[start]

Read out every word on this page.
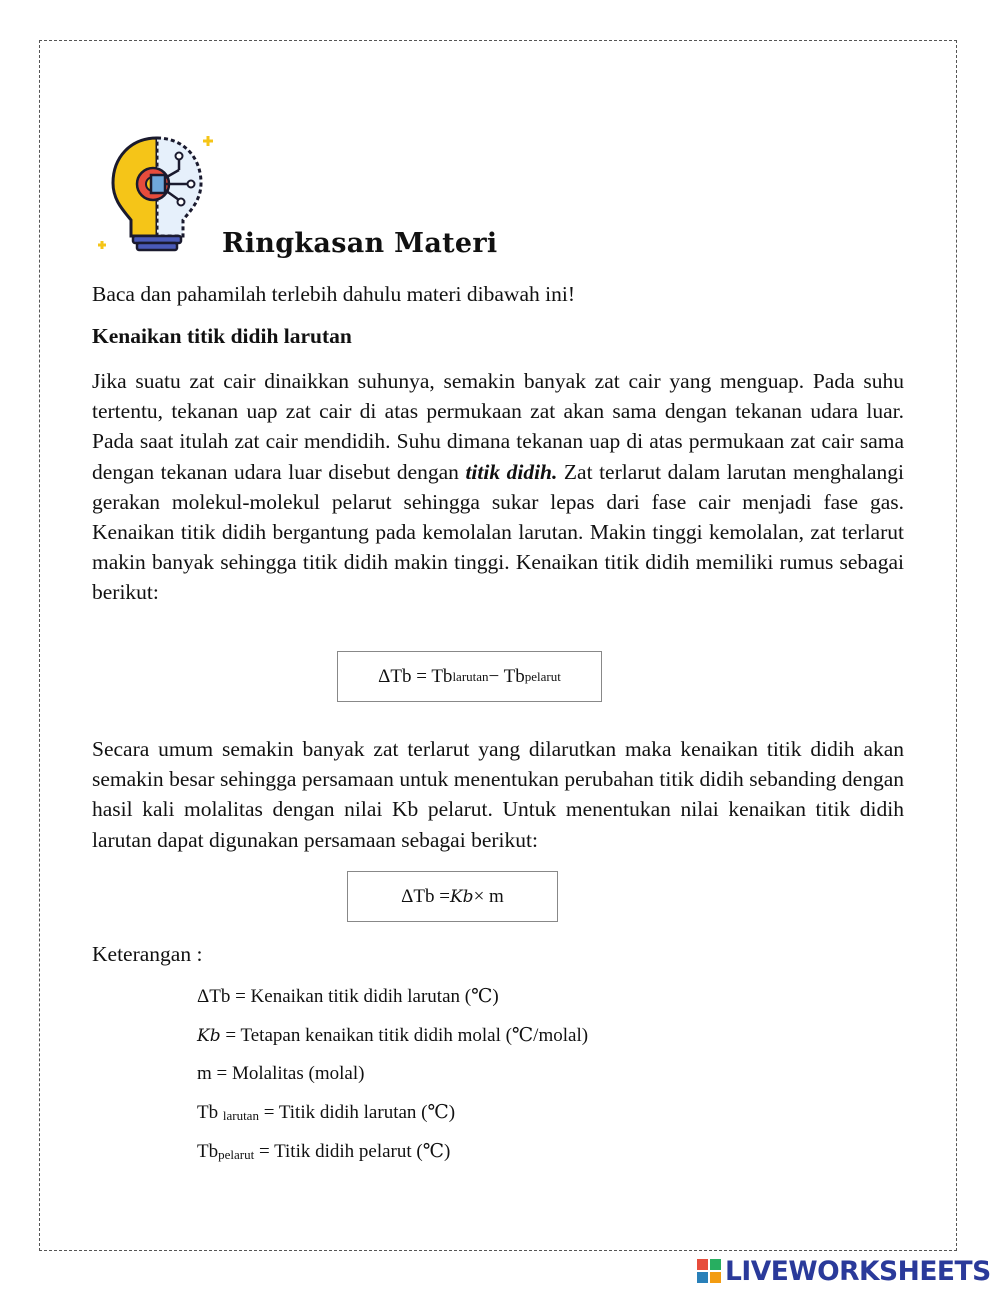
Ringkasan Materi
Baca dan pahamilah terlebih dahulu materi dibawah ini!
Kenaikan titik didih larutan

Jika suatu zat cair dinaikkan suhunya, semakin banyak zat cair yang menguap. Pada suhu tertentu, tekanan uap zat cair di atas permukaan zat akan sama dengan tekanan udara luar. Pada saat itulah zat cair mendidih. Suhu dimana tekanan uap di atas permukaan zat cair sama dengan tekanan udara luar disebut dengan titik didih. Zat terlarut dalam larutan menghalangi gerakan molekul-molekul pelarut sehingga sukar lepas dari fase cair menjadi fase gas. Kenaikan titik didih bergantung pada kemolalan larutan. Makin tinggi kemolalan, zat terlarut makin banyak sehingga titik didih makin tinggi. Kenaikan titik didih memiliki rumus sebagai berikut:

ΔTb = Tb larutan − Tb pelarut

Secara umum semakin banyak zat terlarut yang dilarutkan maka kenaikan titik didih akan semakin besar sehingga persamaan untuk menentukan perubahan titik didih sebanding dengan hasil kali molalitas dengan nilai Kb pelarut. Untuk menentukan nilai kenaikan titik didih larutan dapat digunakan persamaan sebagai berikut:

ΔTb = Kb × m
Keterangan :
ΔTb = Kenaikan titik didih larutan (℃)
Kb = Tetapan kenaikan titik didih molal (℃/molal)
m = Molalitas (molal)
Tb $_{larutan}$ = Titik didih larutan (℃)
$Tb_{pelarut}$ = Titik didih pelarut (℃)
LIVEWORKSHEETS
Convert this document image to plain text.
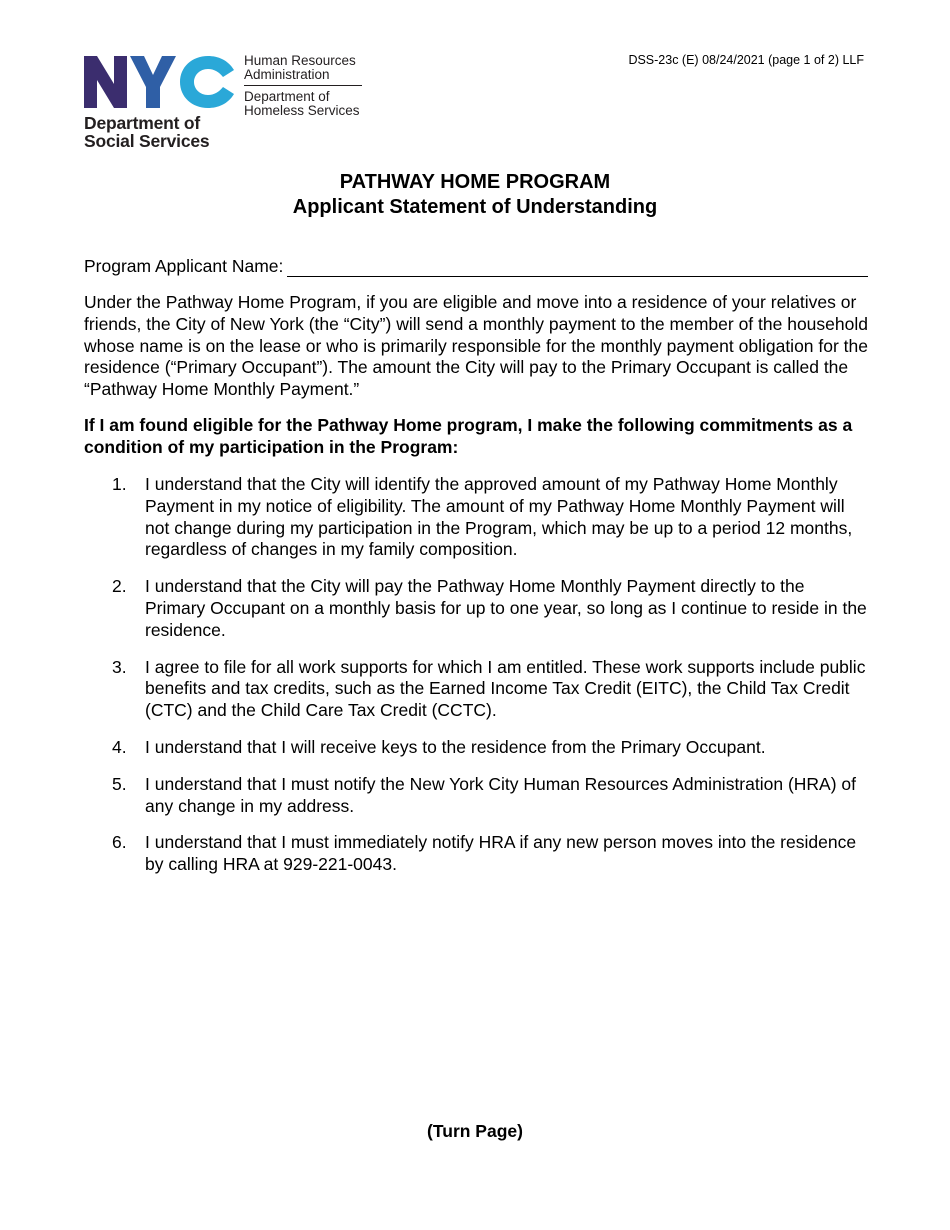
Human Resources
Administration
Department of
Homeless Services
Department of
Social Services
DSS-23c (E) 08/24/2021 (page 1 of 2) LLF
PATHWAY HOME PROGRAM
Applicant Statement of Understanding
Program Applicant Name:
Under the Pathway Home Program, if you are eligible and move into a residence of your relatives or friends, the City of New York (the “City”) will send a monthly payment to the member of the household whose name is on the lease or who is primarily responsible for the monthly payment obligation for the residence (“Primary Occupant”). The amount the City will pay to the Primary Occupant is called the “Pathway Home Monthly Payment.”
If I am found eligible for the Pathway Home program, I make the following commitments as a condition of my participation in the Program:
1. I understand that the City will identify the approved amount of my Pathway Home Monthly Payment in my notice of eligibility. The amount of my Pathway Home Monthly Payment will not change during my participation in the Program, which may be up to a period 12 months, regardless of changes in my family composition.
2. I understand that the City will pay the Pathway Home Monthly Payment directly to the Primary Occupant on a monthly basis for up to one year, so long as I continue to reside in the residence.
3. I agree to file for all work supports for which I am entitled. These work supports include public benefits and tax credits, such as the Earned Income Tax Credit (EITC), the Child Tax Credit (CTC) and the Child Care Tax Credit (CCTC).
4. I understand that I will receive keys to the residence from the Primary Occupant.
5. I understand that I must notify the New York City Human Resources Administration (HRA) of any change in my address.
6. I understand that I must immediately notify HRA if any new person moves into the residence by calling HRA at 929-221-0043.
(Turn Page)
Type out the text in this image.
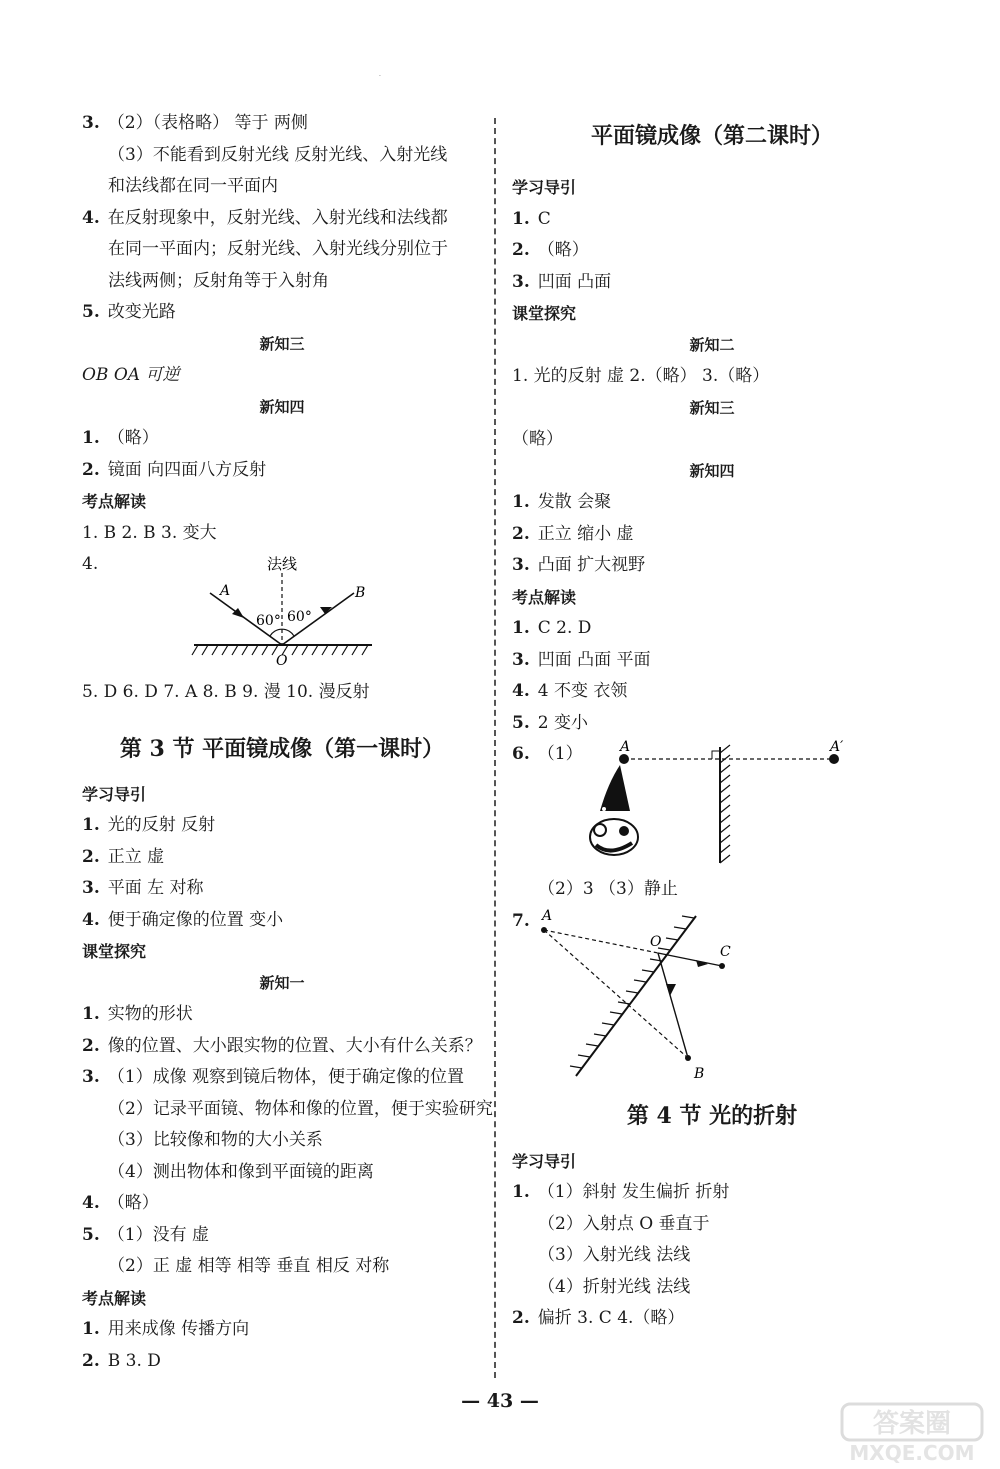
·
3. （2）（表格略） 等于 两侧
（3）不能看到反射光线 反射光线、入射光线
和法线都在同一平面内
4. 在反射现象中，反射光线、入射光线和法线都
在同一平面内；反射光线、入射光线分别位于
法线两侧；反射角等于入射角
5. 改变光路
新知三
OB OA 可逆
新知四
1. （略）
2. 镜面 向四面八方反射
考点解读
1. B 2. B 3. 变大
4.	法线
A	B
O
60° 60°
5. D 6. D 7. A 8. B 9. 漫 10. 漫反射
第 3 节 平面镜成像（第一课时）
学习导引
1. 光的反射 反射
2. 正立 虚
3. 平面 左 对称
4. 便于确定像的位置 变小
课堂探究
新知一
1. 实物的形状
2. 像的位置、大小跟实物的位置、大小有什么关系？
3. （1）成像 观察到镜后物体，便于确定像的位置
（2）记录平面镜、物体和像的位置，便于实验研究
（3）比较像和物的大小关系
（4）测出物体和像到平面镜的距离
4. （略）
5. （1）没有 虚
（2）正 虚 相等 相等 垂直 相反 对称
考点解读
1. 用来成像 传播方向
2. B 3. D
平面镜成像（第二课时）
学习导引
1. C
2. （略）
3. 凹面 凸面
课堂探究
新知二
1. 光的反射 虚 2.（略） 3.（略）
新知三
（略）
新知四
1. 发散 会聚
2. 正立 缩小 虚
3. 凸面 扩大视野
考点解读
1. C 2. D
3. 凹面 凸面 平面
4. 4 不变 衣领
5. 2 变小
6. （1）	A	A′
（2）3 （3）静止
7. A
B
C
O
第 4 节 光的折射
学习导引
1. （1）斜射 发生偏折 折射
（2）入射点 O 垂直于
（3）入射光线 法线
（4）折射光线 法线
2. 偏折 3. C 4.（略）
— 43 —
答案圈
MXQE.COM
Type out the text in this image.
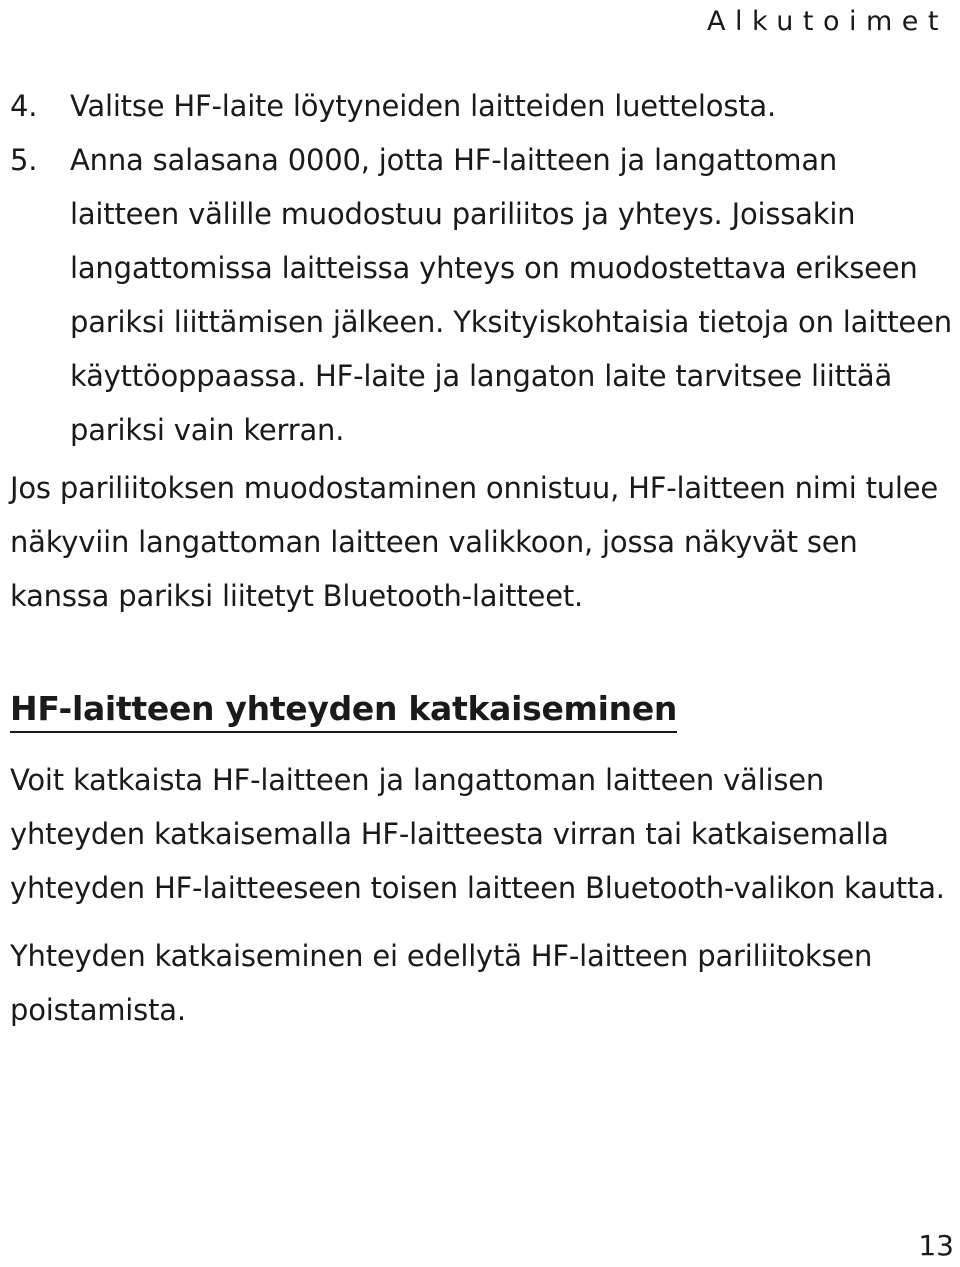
Alkutoimet
4.	Valitse HF-laite löytyneiden laitteiden luettelosta.
5.	Anna salasana 0000, jotta HF-laitteen ja langattoman laitteen välille muodostuu pariliitos ja yhteys. Joissakin langattomissa laitteissa yhteys on muodostettava erikseen pariksi liittämisen jälkeen. Yksityiskohtaisia tietoja on laitteen käyttöoppaassa. HF-laite ja langaton laite tarvitsee liittää pariksi vain kerran.

Jos pariliitoksen muodostaminen onnistuu, HF-laitteen nimi tulee näkyviin langattoman laitteen valikkoon, jossa näkyvät sen kanssa pariksi liitetyt Bluetooth-laitteet.

HF-laitteen yhteyden katkaiseminen

Voit katkaista HF-laitteen ja langattoman laitteen välisen yhteyden katkaisemalla HF-laitteesta virran tai katkaisemalla yhteyden HF-laitteeseen toisen laitteen Bluetooth-valikon kautta.

Yhteyden katkaiseminen ei edellytä HF-laitteen pariliitoksen poistamista.

13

[end]

● **Direction**: The records above must be transcribed exactly. Pictures are left out of the copy.

● **Correct response**:
Read out every word on this page.
Ringkasan Materi
Baca dan pahamilah terlebih dahulu materi dibawah ini!
Kenaikan titik didih larutan

Jika suatu zat cair dinaikkan suhunya, semakin banyak zat cair yang menguap. Pada suhu tertentu, tekanan uap zat cair di atas permukaan zat akan sama dengan tekanan udara luar. Pada saat itulah zat cair mendidih. Suhu dimana tekanan uap di atas permukaan zat cair sama dengan tekanan udara luar disebut dengan titik didih. Zat terlarut dalam larutan menghalangi gerakan molekul-molekul pelarut sehingga sukar lepas dari fase cair menjadi fase gas. Kenaikan titik didih bergantung pada kemolalan larutan. Makin tinggi kemolalan, zat terlarut makin banyak sehingga titik didih makin tinggi. Kenaikan titik didih memiliki rumus sebagai berikut:

ΔTb = Tb larutan − Tb pelarut

Secara umum semakin banyak zat terlarut yang dilarutkan maka kenaikan titik didih akan semakin besar sehingga persamaan untuk menentukan perubahan titik didih sebanding dengan hasil kali molalitas dengan nilai Kb pelarut. Untuk menentukan nilai kenaikan titik didih larutan dapat digunakan persamaan sebagai berikut:

ΔTb = Kb × m
Keterangan :
ΔTb = Kenaikan titik didih larutan (℃)
Kb = Tetapan kenaikan titik didih molal (℃/molal)
m = Molalitas (molal)
Tb $_{larutan}$ = Titik didih larutan (℃)
$Tb_{pelarut}$ = Titik didih pelarut (℃)
LIVEWORKSHEETS
Convert this document image to plain text.
Human Resources
Administration
Department of
Homeless Services
Department of
Social Services
DSS-23c (E) 08/24/2021 (page 1 of 2) LLF
PATHWAY HOME PROGRAM
Applicant Statement of Understanding
Program Applicant Name:
Under the Pathway Home Program, if you are eligible and move into a residence of your relatives or friends, the City of New York (the “City”) will send a monthly payment to the member of the household whose name is on the lease or who is primarily responsible for the monthly payment obligation for the residence (“Primary Occupant”). The amount the City will pay to the Primary Occupant is called the “Pathway Home Monthly Payment.”
If I am found eligible for the Pathway Home program, I make the following commitments as a condition of my participation in the Program:
1. I understand that the City will identify the approved amount of my Pathway Home Monthly Payment in my notice of eligibility. The amount of my Pathway Home Monthly Payment will not change during my participation in the Program, which may be up to a period 12 months, regardless of changes in my family composition.
2. I understand that the City will pay the Pathway Home Monthly Payment directly to the Primary Occupant on a monthly basis for up to one year, so long as I continue to reside in the residence.
3. I agree to file for all work supports for which I am entitled. These work supports include public benefits and tax credits, such as the Earned Income Tax Credit (EITC), the Child Tax Credit (CTC) and the Child Care Tax Credit (CCTC).
4. I understand that I will receive keys to the residence from the Primary Occupant.
5. I understand that I must notify the New York City Human Resources Administration (HRA) of any change in my address.
6. I understand that I must immediately notify HRA if any new person moves into the residence by calling HRA at 929-221-0043.
(Turn Page)
Type out the text in this image.
·
3. （2）（表格略） 等于 两侧
（3）不能看到反射光线 反射光线、入射光线
和法线都在同一平面内
4. 在反射现象中，反射光线、入射光线和法线都
在同一平面内；反射光线、入射光线分别位于
法线两侧；反射角等于入射角
5. 改变光路
新知三
OB OA 可逆
新知四
1. （略）
2. 镜面 向四面八方反射
考点解读
1. B 2. B 3. 变大
4.	法线
A	B
O
60° 60°
5. D 6. D 7. A 8. B 9. 漫 10. 漫反射
第 3 节 平面镜成像（第一课时）
学习导引
1. 光的反射 反射
2. 正立 虚
3. 平面 左 对称
4. 便于确定像的位置 变小
课堂探究
新知一
1. 实物的形状
2. 像的位置、大小跟实物的位置、大小有什么关系？
3. （1）成像 观察到镜后物体，便于确定像的位置
（2）记录平面镜、物体和像的位置，便于实验研究
（3）比较像和物的大小关系
（4）测出物体和像到平面镜的距离
4. （略）
5. （1）没有 虚
（2）正 虚 相等 相等 垂直 相反 对称
考点解读
1. 用来成像 传播方向
2. B 3. D
平面镜成像（第二课时）
学习导引
1. C
2. （略）
3. 凹面 凸面
课堂探究
新知二
1. 光的反射 虚 2.（略） 3.（略）
新知三
（略）
新知四
1. 发散 会聚
2. 正立 缩小 虚
3. 凸面 扩大视野
考点解读
1. C 2. D
3. 凹面 凸面 平面
4. 4 不变 衣领
5. 2 变小
6. （1）	A	A′
（2）3 （3）静止
7. A
B
C
O
第 4 节 光的折射
学习导引
1. （1）斜射 发生偏折 折射
（2）入射点 O 垂直于
（3）入射光线 法线
（4）折射光线 法线
2. 偏折 3. C 4.（略）
— 43 —
答案圈
MXQE.COM
Type out the text in this image.
Alkutoimet
4.	Valitse HF-laite löytyneiden laitteiden luettelosta.
5.	Anna salasana 0000, jotta HF-laitteen ja langattoman laitteen välille muodostuu pariliitos ja yhteys. Joissakin langattomissa laitteissa yhteys on muodostettava erikseen pariksi liittämisen jälkeen. Yksityiskohtaisia tietoja on laitteen käyttöoppaassa. HF-laite ja langaton laite tarvitsee liittää pariksi vain kerran.

Jos pariliitoksen muodostaminen onnistuu, HF-laitteen nimi tulee näkyviin langattoman laitteen valikkoon, jossa näkyvät sen kanssa pariksi liitetyt Bluetooth-laitteet.

HF-laitteen yhteyden katkaiseminen

Voit katkaista HF-laitteen ja langattoman laitteen välisen yhteyden katkaisemalla HF-laitteesta virran tai katkaisemalla yhteyden HF-laitteeseen toisen laitteen Bluetooth-valikon kautta.

Yhteyden katkaiseminen ei edellytä HF-laitteen pariliitoksen poistamista.

13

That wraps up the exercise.